▸ Written request
Search the material below for the string "body" and list each line that holds it.

Records:
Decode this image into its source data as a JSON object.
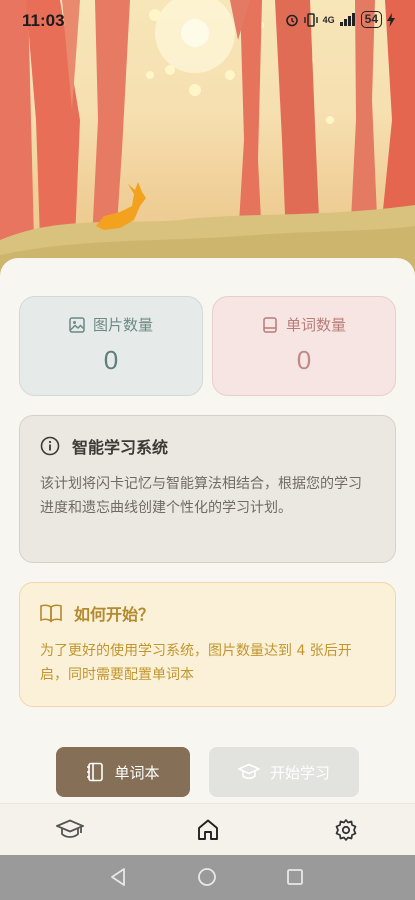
{
  "status_bar": {
    "time": "11:03",
    "network": "4G",
    "battery": "54"
  },
  "stats": {
    "images": {
      "label": "图片数量",
      "value": "0"
    },
    "words": {
      "label": "单词数量",
      "value": "0"
    }
  },
  "info_card": {
    "title": "智能学习系统",
    "body": "该计划将闪卡记忆与智能算法相结合，根据您的学习进度和遗忘曲线创建个性化的学习计划。"
  },
  "howto_card": {
    "title": "如何开始？",
    "body": "为了更好的使用学习系统，图片数量达到 4 张后开启，同时需要配置单词本"
  },
  "buttons": {
    "vocab": "单词本",
    "start": "开始学习"
  },
  "colors": {
    "accent_brown": "#866f57",
    "howto_gold": "#b38a2e",
    "image_teal": "#6c8983",
    "word_rose": "#b97c78"
  },
  "icons": {
    "nav": [
      "graduation-cap-icon",
      "home-icon",
      "settings-gear-icon"
    ],
    "system": [
      "back-icon",
      "home-circle-icon",
      "recents-icon"
    ]
  }
}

▸ Full output
    "body": "该计划将闪卡记忆与智能算法相结合，根据您的学习进度和遗忘曲线创建个性化的学习计划。"
    "body": "为了更好的使用学习系统，图片数量达到 4 张后开启，同时需要配置单词本"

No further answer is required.